Quote the records that follow in full, leaving the pictures out.

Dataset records
_ _ _ _ _
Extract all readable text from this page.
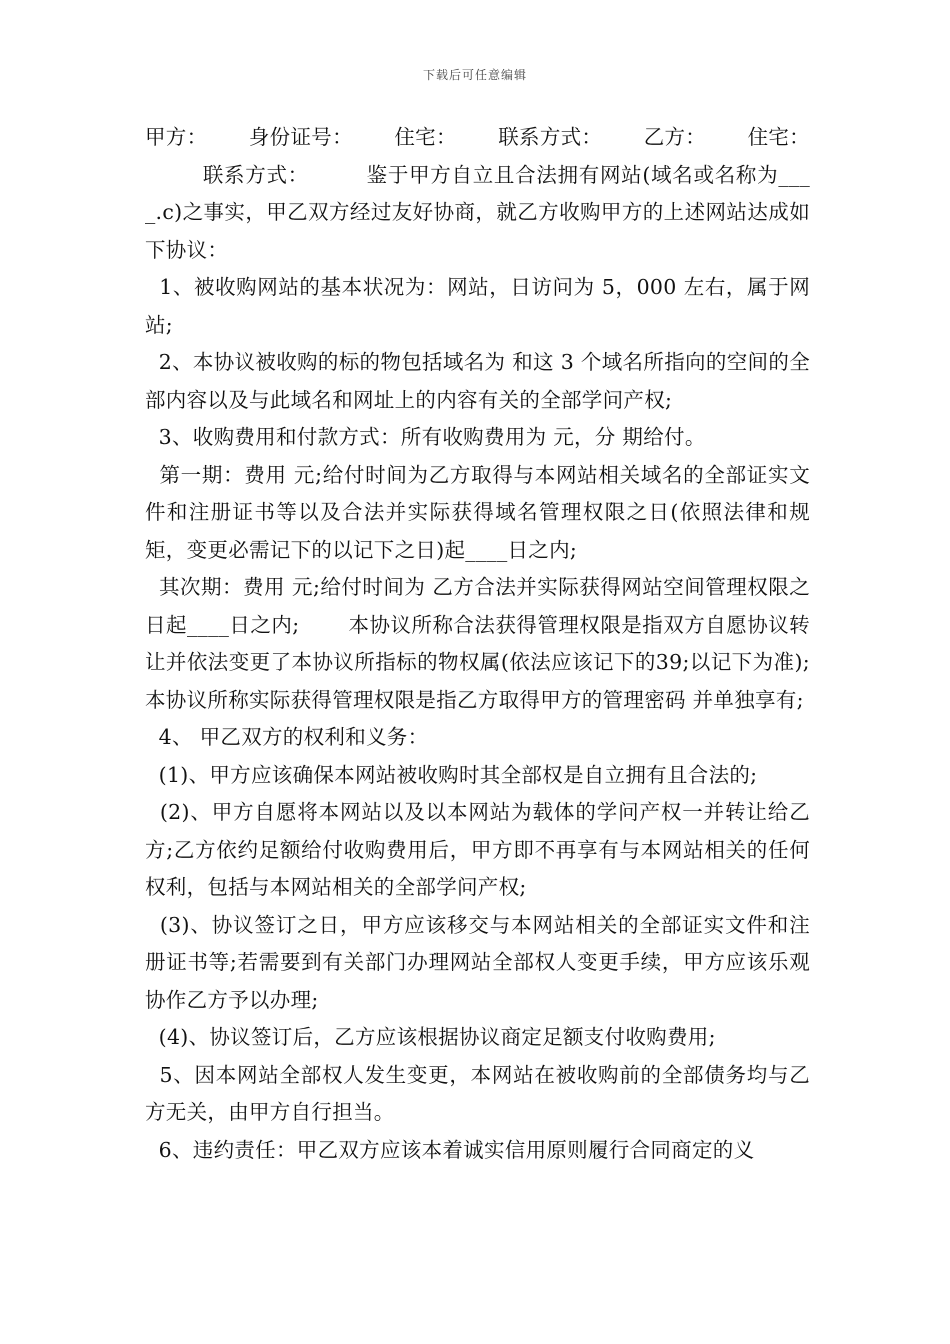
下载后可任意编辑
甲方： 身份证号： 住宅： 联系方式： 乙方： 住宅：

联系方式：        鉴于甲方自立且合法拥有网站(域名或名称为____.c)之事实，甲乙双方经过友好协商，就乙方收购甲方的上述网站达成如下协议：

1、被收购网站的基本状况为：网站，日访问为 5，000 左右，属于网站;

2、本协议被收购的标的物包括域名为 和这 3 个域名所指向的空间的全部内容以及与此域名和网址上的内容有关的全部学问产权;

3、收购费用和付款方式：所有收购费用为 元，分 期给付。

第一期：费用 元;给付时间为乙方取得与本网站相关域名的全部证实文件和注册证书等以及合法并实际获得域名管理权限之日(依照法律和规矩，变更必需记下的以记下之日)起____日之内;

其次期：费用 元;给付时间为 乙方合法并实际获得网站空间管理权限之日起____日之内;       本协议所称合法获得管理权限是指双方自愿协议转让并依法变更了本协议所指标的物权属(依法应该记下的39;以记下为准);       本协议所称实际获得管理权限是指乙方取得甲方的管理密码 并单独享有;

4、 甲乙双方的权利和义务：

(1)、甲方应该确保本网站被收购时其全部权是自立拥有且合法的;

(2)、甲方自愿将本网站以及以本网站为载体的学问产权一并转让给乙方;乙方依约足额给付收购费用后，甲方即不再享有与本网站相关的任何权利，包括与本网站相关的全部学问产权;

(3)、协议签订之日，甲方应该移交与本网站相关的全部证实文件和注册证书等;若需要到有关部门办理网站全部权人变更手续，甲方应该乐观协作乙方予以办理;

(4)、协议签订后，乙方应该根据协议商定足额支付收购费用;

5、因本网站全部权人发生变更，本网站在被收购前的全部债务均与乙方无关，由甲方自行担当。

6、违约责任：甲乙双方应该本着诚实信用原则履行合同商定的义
_ _ _ _ _
### Answer in full
Extract all readable text from this page.
下载后可任意编辑
甲方： 身份证号： 住宅： 联系方式： 乙方： 住宅：

联系方式：        鉴于甲方自立且合法拥有网站(域名或名称为____.c)之事实，甲乙双方经过友好协商，就乙方收购甲方的上述网站达成如下协议：

1、被收购网站的基本状况为：网站，日访问为 5，000 左右，属于网站;

2、本协议被收购的标的物包括域名为 和这 3 个域名所指向的空间的全部内容以及与此域名和网址上的内容有关的全部学问产权;

3、收购费用和付款方式：所有收购费用为 元，分 期给付。

第一期：费用 元;给付时间为乙方取得与本网站相关域名的全部证实文件和注册证书等以及合法并实际获得域名管理权限之日(依照法律和规矩，变更必需记下的以记下之日)起____日之内;

其次期：费用 元;给付时间为 乙方合法并实际获得网站空间管理权限之日起____日之内;       本协议所称合法获得管理权限是指双方自愿协议转让并依法变更了本协议所指标的物权属(依法应该记下的39;以记下为准);       本协议所称实际获得管理权限是指乙方取得甲方的管理密码 并单独享有;

4、 甲乙双方的权利和义务：

(1)、甲方应该确保本网站被收购时其全部权是自立拥有且合法的;

(2)、甲方自愿将本网站以及以本网站为载体的学问产权一并转让给乙方;乙方依约足额给付收购费用后，甲方即不再享有与本网站相关的任何权利，包括与本网站相关的全部学问产权;

(3)、协议签订之日，甲方应该移交与本网站相关的全部证实文件和注册证书等;若需要到有关部门办理网站全部权人变更手续，甲方应该乐观协作乙方予以办理;

(4)、协议签订后，乙方应该根据协议商定足额支付收购费用;

5、因本网站全部权人发生变更，本网站在被收购前的全部债务均与乙方无关，由甲方自行担当。

6、违约责任：甲乙双方应该本着诚实信用原则履行合同商定的义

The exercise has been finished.